■ **Provided data**:
'''

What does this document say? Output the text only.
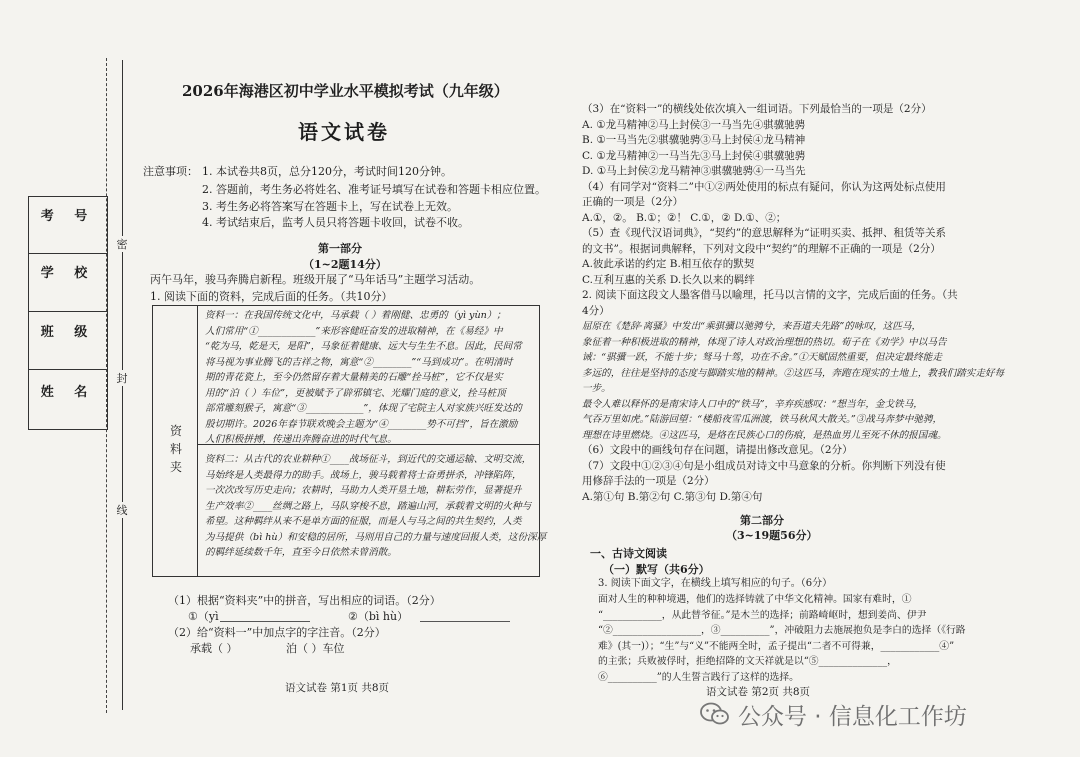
密
封
线
考 号
学 校
班 级
姓 名
2026年海港区初中学业水平模拟考试（九年级）
语文试卷
注意事项： 1. 本试卷共8页，总分120分，考试时间120分钟。
2. 答题前，考生务必将姓名、准考证号填写在试卷和答题卡相应位置。
3. 考生务必将答案写在答题卡上，写在试卷上无效。
4. 考试结束后，监考人员只将答题卡收回，试卷不收。
第一部分
（1~2题14分）
丙午马年，骏马奔腾启新程。班级开展了“马年话马”主题学习活动。
1. 阅读下面的资料，完成后面的任务。（共10分）
资
料
夹

资料一：在我国传统文化中，马承载（ ）着刚健、忠勇的（yì yùn）；

人们常用“①____________”来形容健旺奋发的进取精神，在《易经》中

“乾为马，乾是天，是阳”，马象征着健康、远大与生生不息。因此，民间常

将马视为事业腾飞的吉祥之物，寓意“②________”“马到成功”。在明清时

期的青花瓷上，至今仍然留存着大量精美的石雕“拴马桩”，它不仅是实

用的“泊（ ）车位”，更被赋予了辟邪镇宅、光耀门庭的意义，拴马桩顶

部常雕刻猴子，寓意“③____________”，体现了宅院主人对家族兴旺发达的

殷切期许。2026年春节联欢晚会主题为“④________势不可挡”，旨在激励

人们积极拼搏，传递出奔腾奋进的时代气息。

资料二：从古代的农业耕种①____战场征斗，到近代的交通运输、文明交流，

马始终是人类最得力的助手。战场上，骏马载着将士奋勇拼杀，冲锋陷阵，

一次次改写历史走向；农耕时，马助力人类开垦土地，耕耘劳作，显著提升

生产效率②____丝绸之路上，马队穿梭不息，踏遍山河，承载着文明的火种与

希望。这种羁绊从来不是单方面的征服，而是人与马之间的共生契约，人类

为马提供（bì hù）和安稳的居所，马则用自己的力量与速度回报人类，这份深厚

的羁绊延续数千年，直至今日依然未曾消散。

（1）根据“资料夹”中的拼音，写出相应的词语。（2分）
①（yì	②（bì hù）
（2）给“资料一”中加点字的字注音。（2分）
承载（ ）	泊（ ）车位
语文试卷 第1页 共8页

（3）在“资料一”的横线处依次填入一组词语。下列最恰当的一项是（2分）

A. ①龙马精神②马上封侯③一马当先④骐骥驰骋

B. ①一马当先②骐骥驰骋③马上封侯④龙马精神

C. ①龙马精神②一马当先③马上封侯④骐骥驰骋

D. ①马上封侯②龙马精神③骐骥驰骋④一马当先

（4）有同学对“资料二”中①②两处使用的标点有疑问，你认为这两处标点使用

正确的一项是（2分）

A.①，②。 B.①；②！ C.①，② D.①、②；

（5）查《现代汉语词典》，“契约”的意思解释为“证明买卖、抵押、租赁等关系

的文书”。根据词典解释，下列对文段中“契约”的理解不正确的一项是（2分）

A.彼此承诺的约定 B.相互依存的默契

C.互利互惠的关系 D.长久以来的羁绊

2. 阅读下面这段文人墨客借马以喻理，托马以言情的文字，完成后面的任务。（共

4分）

屈原在《楚辞·离骚》中发出“乘骐骥以驰骋兮，来吾道夫先路”的咏叹，这匹马，

象征着一种积极进取的精神，体现了诗人对政治理想的热切。荀子在《劝学》中以马告

诫：“骐骥一跃，不能十步；驽马十驾，功在不舍。”①天赋固然重要，但决定最终能走

多远的，往往是坚持的态度与脚踏实地的精神。②这匹马，奔跑在现实的土地上，教我们踏实走好每

一步。

最令人难以释怀的是南宋诗人口中的“铁马”，辛弃疾感叹：“想当年，金戈铁马，

气吞万里如虎。”陆游回望：“楼船夜雪瓜洲渡，铁马秋风大散关。”③战马奔梦中驰骋，

理想在诗里燃烧。④这匹马，是烙在民族心口的伤痕，是热血男儿至死不休的报国魂。

（6）文段中的画线句存在问题，请提出修改意见。（2分）

（7）文段中①②③④句是小组成员对诗文中马意象的分析。你判断下列没有使

用修辞手法的一项是（2分）

A.第①句 B.第②句 C.第③句 D.第④句

第二部分
（3~19题56分）
一、古诗文阅读
（一）默写（共6分）
3. 阅读下面文字，在横线上填写相应的句子。（6分）

面对人生的种种境遇，他们的选择铸就了中华文化精神。国家有难时，①

“____________，从此替爷征。”是木兰的选择；前路崎岖时，想到姜尚、伊尹

“②__________________，③__________”，冲破阻力去施展抱负是李白的选择（《行路

难》(其一)）；“生”与“义”不能两全时，孟子提出“二者不可得兼，____________④”

的主张；兵败被俘时，拒绝招降的文天祥就是以“⑤______________，

⑥__________”的人生誓言践行了这样的选择。

语文试卷 第2页 共8页
公众号 · 信息化工作坊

'''

Make an exact copy of the listing above. Do not include the pictures.

■ **Final result**:
What does this document say? Output the text only.
密
封
线
考 号
学 校
班 级
姓 名
2026年海港区初中学业水平模拟考试（九年级）
语文试卷
注意事项： 1. 本试卷共8页，总分120分，考试时间120分钟。
2. 答题前，考生务必将姓名、准考证号填写在试卷和答题卡相应位置。
3. 考生务必将答案写在答题卡上，写在试卷上无效。
4. 考试结束后，监考人员只将答题卡收回，试卷不收。
第一部分
（1~2题14分）
丙午马年，骏马奔腾启新程。班级开展了“马年话马”主题学习活动。
1. 阅读下面的资料，完成后面的任务。（共10分）
资
料
夹

资料一：在我国传统文化中，马承载（ ）着刚健、忠勇的（yì yùn）；

人们常用“①____________”来形容健旺奋发的进取精神，在《易经》中

“乾为马，乾是天，是阳”，马象征着健康、远大与生生不息。因此，民间常

将马视为事业腾飞的吉祥之物，寓意“②________”“马到成功”。在明清时

期的青花瓷上，至今仍然留存着大量精美的石雕“拴马桩”，它不仅是实

用的“泊（ ）车位”，更被赋予了辟邪镇宅、光耀门庭的意义，拴马桩顶

部常雕刻猴子，寓意“③____________”，体现了宅院主人对家族兴旺发达的

殷切期许。2026年春节联欢晚会主题为“④________势不可挡”，旨在激励

人们积极拼搏，传递出奔腾奋进的时代气息。

资料二：从古代的农业耕种①____战场征斗，到近代的交通运输、文明交流，

马始终是人类最得力的助手。战场上，骏马载着将士奋勇拼杀，冲锋陷阵，

一次次改写历史走向；农耕时，马助力人类开垦土地，耕耘劳作，显著提升

生产效率②____丝绸之路上，马队穿梭不息，踏遍山河，承载着文明的火种与

希望。这种羁绊从来不是单方面的征服，而是人与马之间的共生契约，人类

为马提供（bì hù）和安稳的居所，马则用自己的力量与速度回报人类，这份深厚

的羁绊延续数千年，直至今日依然未曾消散。

（1）根据“资料夹”中的拼音，写出相应的词语。（2分）
①（yì	②（bì hù）
（2）给“资料一”中加点字的字注音。（2分）
承载（ ）	泊（ ）车位
语文试卷 第1页 共8页

（3）在“资料一”的横线处依次填入一组词语。下列最恰当的一项是（2分）

A. ①龙马精神②马上封侯③一马当先④骐骥驰骋

B. ①一马当先②骐骥驰骋③马上封侯④龙马精神

C. ①龙马精神②一马当先③马上封侯④骐骥驰骋

D. ①马上封侯②龙马精神③骐骥驰骋④一马当先

（4）有同学对“资料二”中①②两处使用的标点有疑问，你认为这两处标点使用

正确的一项是（2分）

A.①，②。 B.①；②！ C.①，② D.①、②；

（5）查《现代汉语词典》，“契约”的意思解释为“证明买卖、抵押、租赁等关系

的文书”。根据词典解释，下列对文段中“契约”的理解不正确的一项是（2分）

A.彼此承诺的约定 B.相互依存的默契

C.互利互惠的关系 D.长久以来的羁绊

2. 阅读下面这段文人墨客借马以喻理，托马以言情的文字，完成后面的任务。（共

4分）

屈原在《楚辞·离骚》中发出“乘骐骥以驰骋兮，来吾道夫先路”的咏叹，这匹马，

象征着一种积极进取的精神，体现了诗人对政治理想的热切。荀子在《劝学》中以马告

诫：“骐骥一跃，不能十步；驽马十驾，功在不舍。”①天赋固然重要，但决定最终能走

多远的，往往是坚持的态度与脚踏实地的精神。②这匹马，奔跑在现实的土地上，教我们踏实走好每

一步。

最令人难以释怀的是南宋诗人口中的“铁马”，辛弃疾感叹：“想当年，金戈铁马，

气吞万里如虎。”陆游回望：“楼船夜雪瓜洲渡，铁马秋风大散关。”③战马奔梦中驰骋，

理想在诗里燃烧。④这匹马，是烙在民族心口的伤痕，是热血男儿至死不休的报国魂。

（6）文段中的画线句存在问题，请提出修改意见。（2分）

（7）文段中①②③④句是小组成员对诗文中马意象的分析。你判断下列没有使

用修辞手法的一项是（2分）

A.第①句 B.第②句 C.第③句 D.第④句

第二部分
（3~19题56分）
一、古诗文阅读
（一）默写（共6分）
3. 阅读下面文字，在横线上填写相应的句子。（6分）

面对人生的种种境遇，他们的选择铸就了中华文化精神。国家有难时，①

“____________，从此替爷征。”是木兰的选择；前路崎岖时，想到姜尚、伊尹

“②__________________，③__________”，冲破阻力去施展抱负是李白的选择（《行路

难》(其一)）；“生”与“义”不能两全时，孟子提出“二者不可得兼，____________④”

的主张；兵败被俘时，拒绝招降的文天祥就是以“⑤______________，

⑥__________”的人生誓言践行了这样的选择。

语文试卷 第2页 共8页
公众号 · 信息化工作坊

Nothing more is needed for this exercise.